▶ [STATED EXERCISE]
Every entry here needs to be repeated exactly.

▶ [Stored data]
----
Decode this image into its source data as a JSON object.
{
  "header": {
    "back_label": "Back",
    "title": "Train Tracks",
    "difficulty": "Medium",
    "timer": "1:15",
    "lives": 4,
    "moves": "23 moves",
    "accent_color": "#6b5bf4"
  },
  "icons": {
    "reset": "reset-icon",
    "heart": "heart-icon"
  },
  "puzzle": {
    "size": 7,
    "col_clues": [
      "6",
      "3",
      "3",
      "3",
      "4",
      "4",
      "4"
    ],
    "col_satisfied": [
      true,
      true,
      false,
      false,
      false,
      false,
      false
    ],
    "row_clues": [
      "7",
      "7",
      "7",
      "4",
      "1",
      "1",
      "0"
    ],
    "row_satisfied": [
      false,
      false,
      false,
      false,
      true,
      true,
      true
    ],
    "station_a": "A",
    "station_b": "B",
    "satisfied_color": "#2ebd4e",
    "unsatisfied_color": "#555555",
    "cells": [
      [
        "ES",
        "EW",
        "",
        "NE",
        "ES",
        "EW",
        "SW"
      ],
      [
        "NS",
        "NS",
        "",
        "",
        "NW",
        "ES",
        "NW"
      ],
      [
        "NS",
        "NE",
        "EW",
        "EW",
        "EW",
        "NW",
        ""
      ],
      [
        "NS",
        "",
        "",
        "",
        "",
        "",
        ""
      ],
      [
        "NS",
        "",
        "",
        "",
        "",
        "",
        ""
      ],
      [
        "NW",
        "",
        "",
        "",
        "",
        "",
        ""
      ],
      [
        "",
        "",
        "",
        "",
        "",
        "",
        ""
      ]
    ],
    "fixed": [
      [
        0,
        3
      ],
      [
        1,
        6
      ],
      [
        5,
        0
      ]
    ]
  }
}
----
▶ [WORKED SOLUTION]
Decode this image into its source data as a JSON object.
{
  "header": {
    "back_label": "Back",
    "title": "Train Tracks",
    "difficulty": "Medium",
    "timer": "1:15",
    "lives": 4,
    "moves": "23 moves",
    "accent_color": "#6b5bf4"
  },
  "icons": {
    "reset": "reset-icon",
    "heart": "heart-icon"
  },
  "puzzle": {
    "size": 7,
    "col_clues": [
      "6",
      "3",
      "3",
      "3",
      "4",
      "4",
      "4"
    ],
    "col_satisfied": [
      true,
      true,
      false,
      false,
      false,
      false,
      false
    ],
    "row_clues": [
      "7",
      "7",
      "7",
      "4",
      "1",
      "1",
      "0"
    ],
    "row_satisfied": [
      false,
      false,
      false,
      false,
      true,
      true,
      true
    ],
    "station_a": "A",
    "station_b": "B",
    "satisfied_color": "#2ebd4e",
    "unsatisfied_color": "#555555",
    "cells": [
      [
        "ES",
        "EW",
        "",
        "NE",
        "ES",
        "EW",
        "SW"
      ],
      [
        "NS",
        "NS",
        "",
        "",
        "NW",
        "ES",
        "NW"
      ],
      [
        "NS",
        "NE",
        "EW",
        "EW",
        "EW",
        "NW",
        ""
      ],
      [
        "NS",
        "",
        "",
        "",
        "",
        "",
        ""
      ],
      [
        "NS",
        "",
        "",
        "",
        "",
        "",
        ""
      ],
      [
        "NW",
        "",
        "",
        "",
        "",
        "",
        ""
      ],
      [
        "",
        "",
        "",
        "",
        "",
        "",
        ""
      ]
    ],
    "fixed": [
      [
        0,
        3
      ],
      [
        1,
        6
      ],
      [
        5,
        0
      ]
    ]
  }
}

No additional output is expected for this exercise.